### [Task directions]
Pick out each line in the records below that contains the word "every", and copy those lines.

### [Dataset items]
- - -
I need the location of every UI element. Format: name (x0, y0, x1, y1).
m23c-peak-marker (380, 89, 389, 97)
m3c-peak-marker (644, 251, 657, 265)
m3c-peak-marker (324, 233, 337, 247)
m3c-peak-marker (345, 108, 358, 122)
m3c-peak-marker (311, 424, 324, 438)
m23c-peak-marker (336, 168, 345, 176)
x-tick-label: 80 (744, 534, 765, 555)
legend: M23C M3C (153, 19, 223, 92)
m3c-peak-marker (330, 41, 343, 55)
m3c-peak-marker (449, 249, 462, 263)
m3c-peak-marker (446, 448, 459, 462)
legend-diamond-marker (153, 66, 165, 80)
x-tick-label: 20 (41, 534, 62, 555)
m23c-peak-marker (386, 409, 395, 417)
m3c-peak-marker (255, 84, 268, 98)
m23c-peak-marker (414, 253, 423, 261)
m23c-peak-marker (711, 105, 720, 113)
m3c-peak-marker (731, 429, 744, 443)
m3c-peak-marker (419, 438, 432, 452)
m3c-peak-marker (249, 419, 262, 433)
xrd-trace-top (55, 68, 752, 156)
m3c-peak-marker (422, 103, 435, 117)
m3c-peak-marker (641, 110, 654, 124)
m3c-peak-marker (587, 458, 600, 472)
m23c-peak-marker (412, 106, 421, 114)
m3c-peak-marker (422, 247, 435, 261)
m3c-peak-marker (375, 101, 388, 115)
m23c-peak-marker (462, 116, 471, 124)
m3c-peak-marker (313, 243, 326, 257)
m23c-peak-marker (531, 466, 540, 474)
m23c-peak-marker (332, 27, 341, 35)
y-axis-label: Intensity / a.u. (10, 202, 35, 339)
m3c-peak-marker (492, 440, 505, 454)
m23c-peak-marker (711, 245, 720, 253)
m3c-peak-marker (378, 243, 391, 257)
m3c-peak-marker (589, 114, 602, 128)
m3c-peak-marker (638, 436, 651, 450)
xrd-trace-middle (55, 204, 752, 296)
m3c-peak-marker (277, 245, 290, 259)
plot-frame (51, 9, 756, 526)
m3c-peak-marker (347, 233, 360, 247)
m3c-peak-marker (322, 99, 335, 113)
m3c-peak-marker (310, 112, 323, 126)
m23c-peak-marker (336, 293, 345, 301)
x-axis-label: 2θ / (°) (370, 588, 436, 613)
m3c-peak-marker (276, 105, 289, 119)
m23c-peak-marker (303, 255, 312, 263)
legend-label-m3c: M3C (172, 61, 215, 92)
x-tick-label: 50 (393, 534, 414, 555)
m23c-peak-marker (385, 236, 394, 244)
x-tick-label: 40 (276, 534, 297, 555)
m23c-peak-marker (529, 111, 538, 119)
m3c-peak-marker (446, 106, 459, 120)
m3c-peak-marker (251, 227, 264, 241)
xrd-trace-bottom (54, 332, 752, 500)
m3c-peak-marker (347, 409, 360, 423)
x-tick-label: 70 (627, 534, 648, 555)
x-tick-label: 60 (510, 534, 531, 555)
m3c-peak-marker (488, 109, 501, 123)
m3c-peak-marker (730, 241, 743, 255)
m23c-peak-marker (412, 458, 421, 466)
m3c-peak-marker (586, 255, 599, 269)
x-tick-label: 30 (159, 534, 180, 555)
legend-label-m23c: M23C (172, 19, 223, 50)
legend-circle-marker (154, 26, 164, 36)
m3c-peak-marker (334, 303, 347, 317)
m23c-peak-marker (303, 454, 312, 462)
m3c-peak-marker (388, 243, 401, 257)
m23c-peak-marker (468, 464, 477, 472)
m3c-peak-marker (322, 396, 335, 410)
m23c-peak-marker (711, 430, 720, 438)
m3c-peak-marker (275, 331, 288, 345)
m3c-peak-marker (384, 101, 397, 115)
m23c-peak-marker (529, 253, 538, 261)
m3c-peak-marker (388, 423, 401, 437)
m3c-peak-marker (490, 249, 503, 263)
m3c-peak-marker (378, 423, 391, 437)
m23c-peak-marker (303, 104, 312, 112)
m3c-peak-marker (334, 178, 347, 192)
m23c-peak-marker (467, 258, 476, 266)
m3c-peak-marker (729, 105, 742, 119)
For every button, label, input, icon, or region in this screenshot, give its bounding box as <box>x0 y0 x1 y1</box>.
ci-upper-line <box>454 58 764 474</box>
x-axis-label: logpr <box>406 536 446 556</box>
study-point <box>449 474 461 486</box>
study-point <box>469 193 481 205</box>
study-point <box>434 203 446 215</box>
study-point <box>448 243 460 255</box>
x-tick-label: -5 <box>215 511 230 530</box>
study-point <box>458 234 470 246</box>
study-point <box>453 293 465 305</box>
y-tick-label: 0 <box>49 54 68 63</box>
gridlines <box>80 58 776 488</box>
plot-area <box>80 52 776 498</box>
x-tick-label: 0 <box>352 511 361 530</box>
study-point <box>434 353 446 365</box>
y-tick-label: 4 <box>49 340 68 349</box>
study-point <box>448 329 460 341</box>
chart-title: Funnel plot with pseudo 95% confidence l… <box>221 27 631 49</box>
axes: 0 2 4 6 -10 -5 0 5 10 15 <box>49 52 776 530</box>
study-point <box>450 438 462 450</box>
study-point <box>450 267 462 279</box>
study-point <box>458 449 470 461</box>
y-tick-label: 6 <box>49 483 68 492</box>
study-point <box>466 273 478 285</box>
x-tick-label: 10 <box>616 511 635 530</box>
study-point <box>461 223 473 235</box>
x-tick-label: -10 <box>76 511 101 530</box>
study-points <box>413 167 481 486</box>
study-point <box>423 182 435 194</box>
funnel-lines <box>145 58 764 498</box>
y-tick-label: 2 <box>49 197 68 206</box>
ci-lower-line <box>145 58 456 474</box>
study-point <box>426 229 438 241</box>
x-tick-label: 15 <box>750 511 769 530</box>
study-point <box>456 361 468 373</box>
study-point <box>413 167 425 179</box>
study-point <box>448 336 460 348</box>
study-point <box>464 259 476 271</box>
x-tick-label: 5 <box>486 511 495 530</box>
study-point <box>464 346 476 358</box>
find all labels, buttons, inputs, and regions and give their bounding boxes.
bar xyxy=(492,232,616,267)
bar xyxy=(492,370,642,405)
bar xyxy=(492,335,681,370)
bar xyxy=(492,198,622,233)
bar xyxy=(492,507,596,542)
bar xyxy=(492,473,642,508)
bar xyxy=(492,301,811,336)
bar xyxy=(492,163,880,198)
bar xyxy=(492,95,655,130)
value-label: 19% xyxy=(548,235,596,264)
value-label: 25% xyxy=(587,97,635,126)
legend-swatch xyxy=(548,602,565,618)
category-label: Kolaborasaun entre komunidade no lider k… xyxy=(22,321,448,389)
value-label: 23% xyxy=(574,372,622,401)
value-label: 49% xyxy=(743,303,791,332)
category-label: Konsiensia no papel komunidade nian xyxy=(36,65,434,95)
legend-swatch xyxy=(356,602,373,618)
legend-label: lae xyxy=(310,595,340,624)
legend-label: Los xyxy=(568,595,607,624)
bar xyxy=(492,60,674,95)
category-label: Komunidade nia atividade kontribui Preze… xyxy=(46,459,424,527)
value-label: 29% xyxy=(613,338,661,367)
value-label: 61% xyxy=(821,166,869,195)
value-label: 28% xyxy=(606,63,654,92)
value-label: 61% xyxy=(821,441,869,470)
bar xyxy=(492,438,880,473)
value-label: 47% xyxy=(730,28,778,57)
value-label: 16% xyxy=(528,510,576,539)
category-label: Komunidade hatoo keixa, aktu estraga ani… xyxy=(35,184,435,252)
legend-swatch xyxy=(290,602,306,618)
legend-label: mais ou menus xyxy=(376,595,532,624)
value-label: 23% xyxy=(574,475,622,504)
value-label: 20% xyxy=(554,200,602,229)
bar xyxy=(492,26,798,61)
- - -
### [Output below]
I need the location of every UI element. Format: name (x0, y0, x1, y1).
For every button, label, input, icon, or region in this screenshot, give its bounding box as <box>x0 y0 x1 y1</box>.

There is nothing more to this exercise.